Skip the pictures. Repeat everything else in the records word for word.

[Chart and figure data]
-*-*-

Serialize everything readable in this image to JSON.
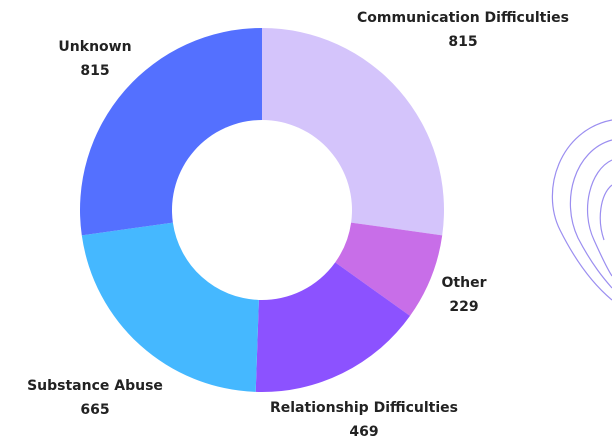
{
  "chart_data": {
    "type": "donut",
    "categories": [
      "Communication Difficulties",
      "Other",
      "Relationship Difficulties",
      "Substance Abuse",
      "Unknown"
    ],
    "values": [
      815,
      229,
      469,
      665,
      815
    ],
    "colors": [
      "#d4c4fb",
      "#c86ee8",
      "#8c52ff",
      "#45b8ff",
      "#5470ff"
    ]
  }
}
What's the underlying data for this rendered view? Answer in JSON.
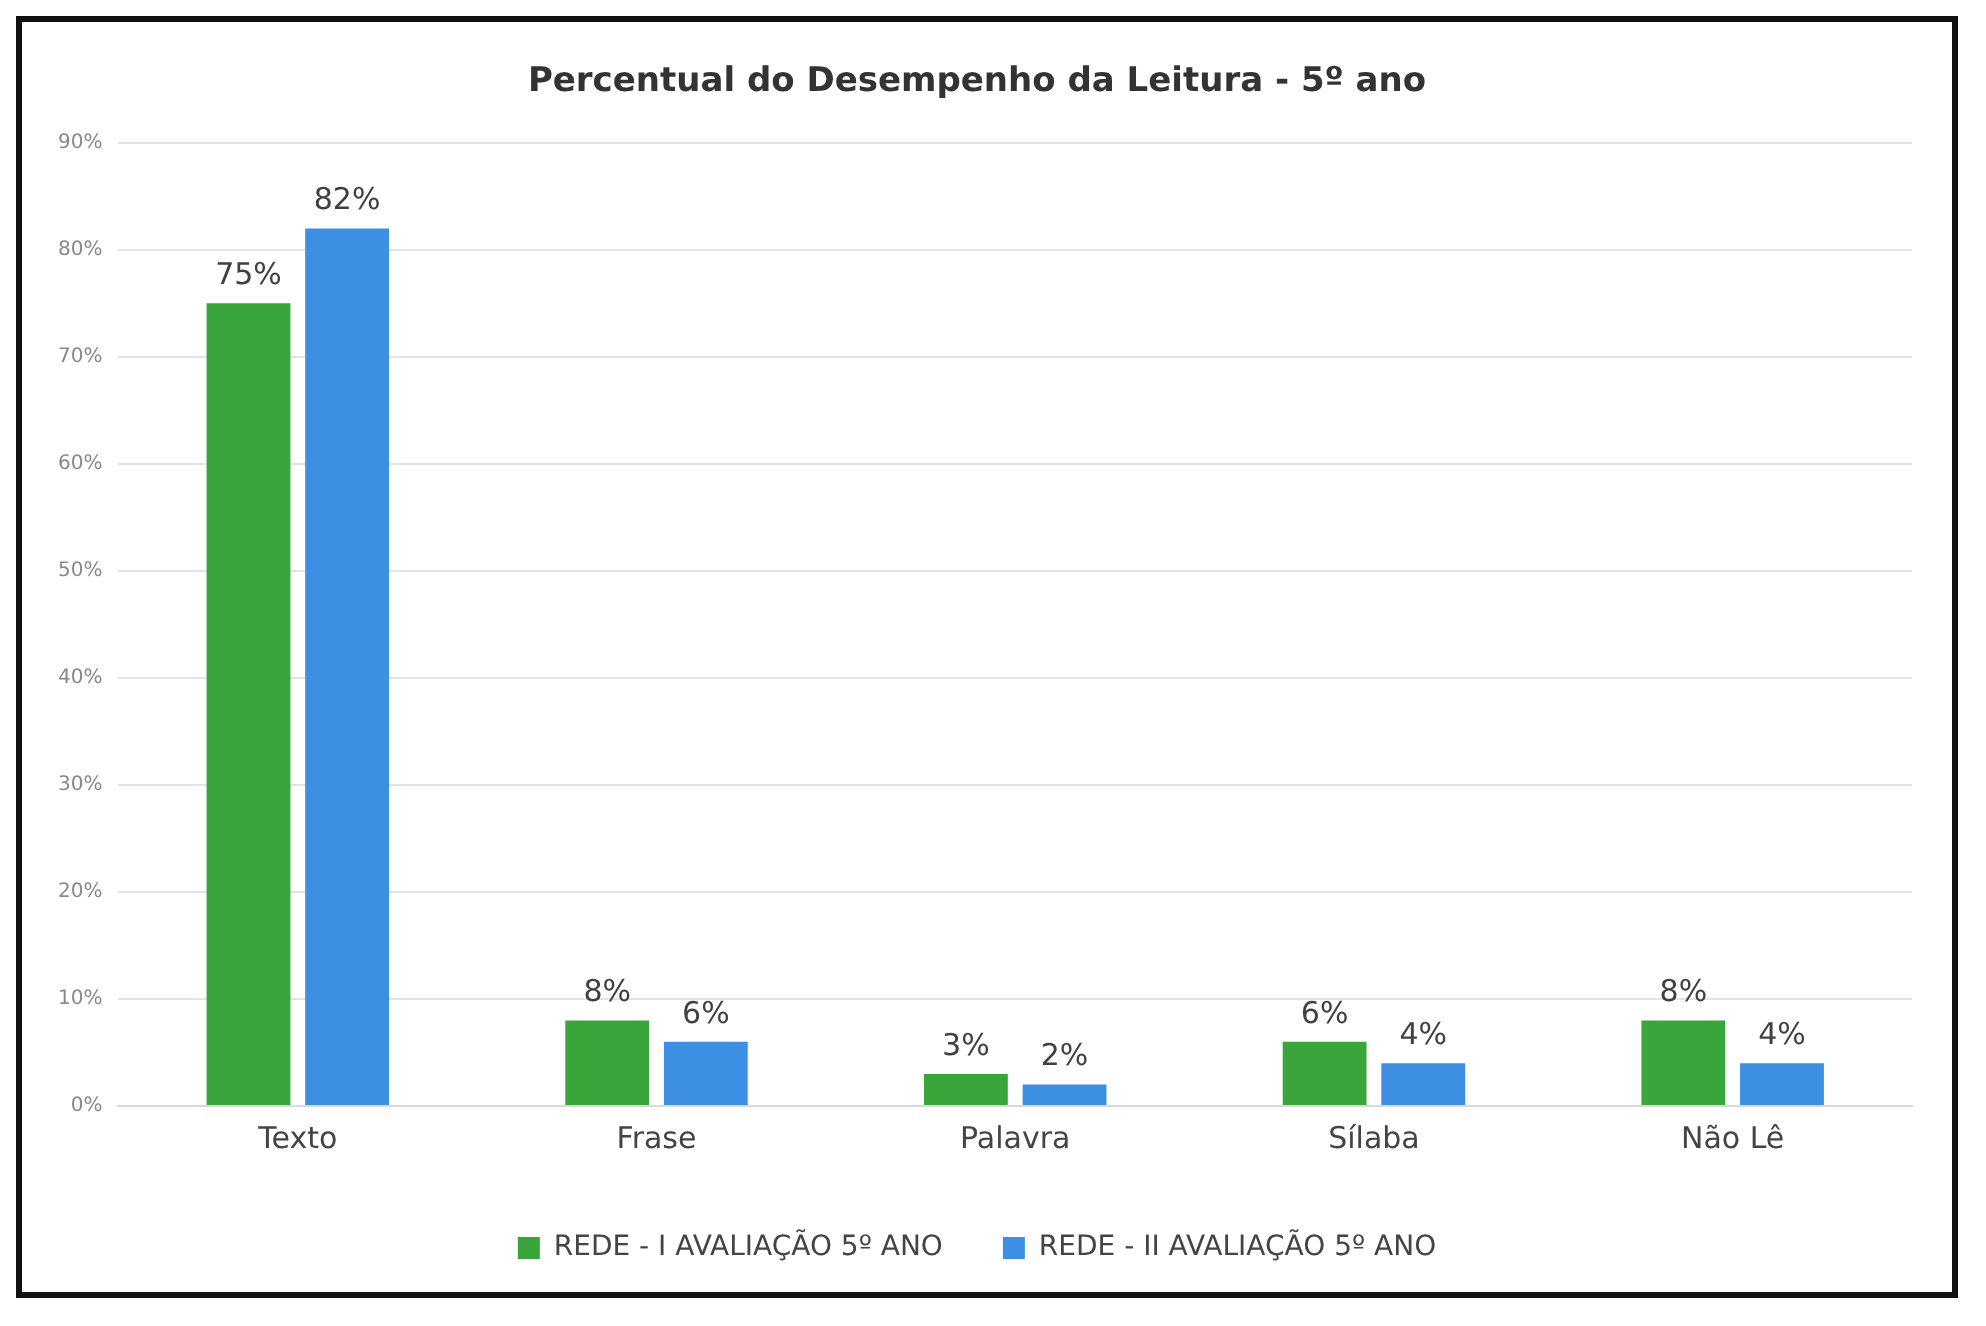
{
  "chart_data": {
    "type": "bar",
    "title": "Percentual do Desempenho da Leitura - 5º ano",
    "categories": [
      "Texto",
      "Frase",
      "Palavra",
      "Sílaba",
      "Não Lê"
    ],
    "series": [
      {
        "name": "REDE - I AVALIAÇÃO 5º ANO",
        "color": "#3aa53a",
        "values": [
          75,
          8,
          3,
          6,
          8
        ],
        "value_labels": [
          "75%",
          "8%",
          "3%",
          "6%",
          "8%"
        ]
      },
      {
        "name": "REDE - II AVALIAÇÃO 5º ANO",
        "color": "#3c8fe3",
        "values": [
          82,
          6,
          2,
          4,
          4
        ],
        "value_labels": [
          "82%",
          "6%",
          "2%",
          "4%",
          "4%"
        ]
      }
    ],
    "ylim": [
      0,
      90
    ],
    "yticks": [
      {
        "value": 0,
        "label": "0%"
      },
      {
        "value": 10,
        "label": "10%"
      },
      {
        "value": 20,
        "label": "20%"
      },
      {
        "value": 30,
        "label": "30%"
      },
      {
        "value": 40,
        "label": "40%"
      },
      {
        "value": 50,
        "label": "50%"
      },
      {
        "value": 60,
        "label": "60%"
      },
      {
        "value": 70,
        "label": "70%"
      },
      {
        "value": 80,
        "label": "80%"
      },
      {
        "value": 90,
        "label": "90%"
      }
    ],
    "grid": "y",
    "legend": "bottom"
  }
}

-*-*-

*Response*
Serialize everything readable in this image to JSON.
{
  "chart_data": {
    "type": "donut",
    "categories": [
      "Communication Difficulties",
      "Other",
      "Relationship Difficulties",
      "Substance Abuse",
      "Unknown"
    ],
    "values": [
      815,
      229,
      469,
      665,
      815
    ],
    "colors": [
      "#d4c4fb",
      "#c86ee8",
      "#8c52ff",
      "#45b8ff",
      "#5470ff"
    ]
  }
}
What's the underlying data for this rendered view? Answer in JSON.
{
  "chart_data": {
    "type": "bar",
    "title": "Percentual do Desempenho da Leitura - 5º ano",
    "categories": [
      "Texto",
      "Frase",
      "Palavra",
      "Sílaba",
      "Não Lê"
    ],
    "series": [
      {
        "name": "REDE - I AVALIAÇÃO 5º ANO",
        "color": "#3aa53a",
        "values": [
          75,
          8,
          3,
          6,
          8
        ],
        "value_labels": [
          "75%",
          "8%",
          "3%",
          "6%",
          "8%"
        ]
      },
      {
        "name": "REDE - II AVALIAÇÃO 5º ANO",
        "color": "#3c8fe3",
        "values": [
          82,
          6,
          2,
          4,
          4
        ],
        "value_labels": [
          "82%",
          "6%",
          "2%",
          "4%",
          "4%"
        ]
      }
    ],
    "ylim": [
      0,
      90
    ],
    "yticks": [
      {
        "value": 0,
        "label": "0%"
      },
      {
        "value": 10,
        "label": "10%"
      },
      {
        "value": 20,
        "label": "20%"
      },
      {
        "value": 30,
        "label": "30%"
      },
      {
        "value": 40,
        "label": "40%"
      },
      {
        "value": 50,
        "label": "50%"
      },
      {
        "value": 60,
        "label": "60%"
      },
      {
        "value": 70,
        "label": "70%"
      },
      {
        "value": 80,
        "label": "80%"
      },
      {
        "value": 90,
        "label": "90%"
      }
    ],
    "grid": "y",
    "legend": "bottom"
  }
}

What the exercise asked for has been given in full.